Below are some records: retype them all exactly, but not the pictures.
BEGIN Material to process
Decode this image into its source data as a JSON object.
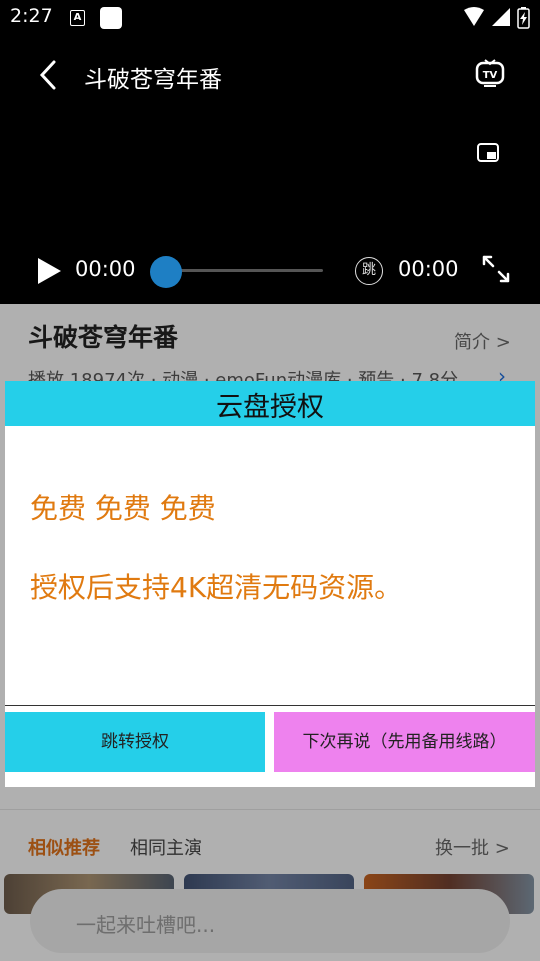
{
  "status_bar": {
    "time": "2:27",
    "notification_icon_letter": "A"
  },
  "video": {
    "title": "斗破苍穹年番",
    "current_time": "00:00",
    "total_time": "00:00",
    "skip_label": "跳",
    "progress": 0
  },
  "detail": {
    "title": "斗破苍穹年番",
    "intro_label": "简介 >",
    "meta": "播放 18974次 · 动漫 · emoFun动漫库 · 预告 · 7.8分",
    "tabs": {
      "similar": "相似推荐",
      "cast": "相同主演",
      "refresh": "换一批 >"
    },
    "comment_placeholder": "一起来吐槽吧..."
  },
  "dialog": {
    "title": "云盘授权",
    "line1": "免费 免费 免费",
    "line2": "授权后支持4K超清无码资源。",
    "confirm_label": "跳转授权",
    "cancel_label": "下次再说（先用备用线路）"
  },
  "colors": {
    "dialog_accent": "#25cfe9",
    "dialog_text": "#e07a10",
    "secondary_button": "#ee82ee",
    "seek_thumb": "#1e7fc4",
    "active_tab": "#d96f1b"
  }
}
END Material to process
Solved problem
Decode this image into its source data as a JSON object.
{
  "status_bar": {
    "time": "2:27",
    "notification_icon_letter": "A"
  },
  "video": {
    "title": "斗破苍穹年番",
    "current_time": "00:00",
    "total_time": "00:00",
    "skip_label": "跳",
    "progress": 0
  },
  "detail": {
    "title": "斗破苍穹年番",
    "intro_label": "简介 >",
    "meta": "播放 18974次 · 动漫 · emoFun动漫库 · 预告 · 7.8分",
    "tabs": {
      "similar": "相似推荐",
      "cast": "相同主演",
      "refresh": "换一批 >"
    },
    "comment_placeholder": "一起来吐槽吧..."
  },
  "dialog": {
    "title": "云盘授权",
    "line1": "免费 免费 免费",
    "line2": "授权后支持4K超清无码资源。",
    "confirm_label": "跳转授权",
    "cancel_label": "下次再说（先用备用线路）"
  },
  "colors": {
    "dialog_accent": "#25cfe9",
    "dialog_text": "#e07a10",
    "secondary_button": "#ee82ee",
    "seek_thumb": "#1e7fc4",
    "active_tab": "#d96f1b"
  }
}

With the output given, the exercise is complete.